--- Start ---

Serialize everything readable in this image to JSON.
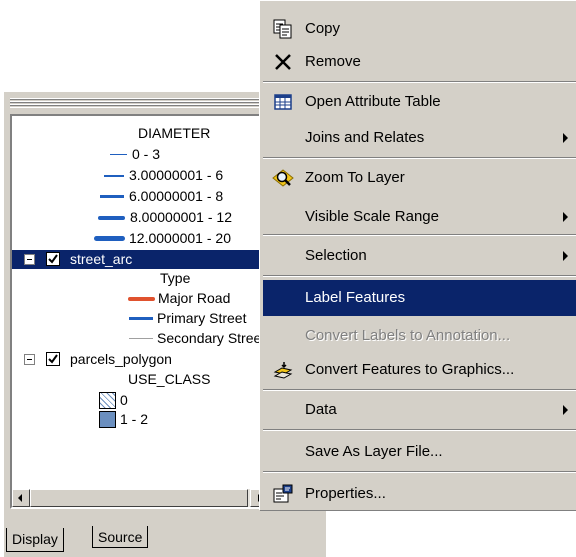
{
  "toc": {
    "tree": {
      "diameter_heading": "DIAMETER",
      "diameter_classes": [
        "0 - 3",
        "3.00000001 - 6",
        "6.00000001 - 8",
        "8.00000001 - 12",
        "12.0000001 - 20"
      ],
      "street_layer": "street_arc",
      "street_type_heading": "Type",
      "street_types": [
        "Major Road",
        "Primary Street",
        "Secondary Street"
      ],
      "parcels_layer": "parcels_polygon",
      "parcels_heading": "USE_CLASS",
      "parcels_classes": [
        "0",
        "1 - 2"
      ]
    },
    "tabs": [
      "Display",
      "Source"
    ]
  },
  "colors": {
    "selection": "#0a246a",
    "line_blue": "#1f5fbf",
    "major_road": "#e0522e",
    "secondary": "#a0a0a0",
    "face": "#d4d0c8"
  },
  "menu": {
    "items": [
      {
        "label": "Copy",
        "icon": "copy-icon"
      },
      {
        "label": "Remove",
        "icon": "remove-x-icon"
      },
      {
        "label": "Open Attribute Table",
        "icon": "attribute-table-icon"
      },
      {
        "label": "Joins and Relates",
        "submenu": true
      },
      {
        "label": "Zoom To Layer",
        "icon": "zoom-to-layer-icon"
      },
      {
        "label": "Visible Scale Range",
        "submenu": true
      },
      {
        "label": "Selection",
        "submenu": true
      },
      {
        "label": "Label Features",
        "highlighted": true
      },
      {
        "label": "Convert Labels to Annotation...",
        "disabled": true
      },
      {
        "label": "Convert Features to Graphics...",
        "icon": "convert-graphics-icon"
      },
      {
        "label": "Data",
        "submenu": true
      },
      {
        "label": "Save As Layer File..."
      },
      {
        "label": "Properties...",
        "icon": "properties-icon"
      }
    ]
  }
}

--- End ---

#### [Task]
From the entries above, copy every line that holds the word "Features".

#### [Output]
        "label": "Label Features",
        "label": "Convert Features to Graphics...",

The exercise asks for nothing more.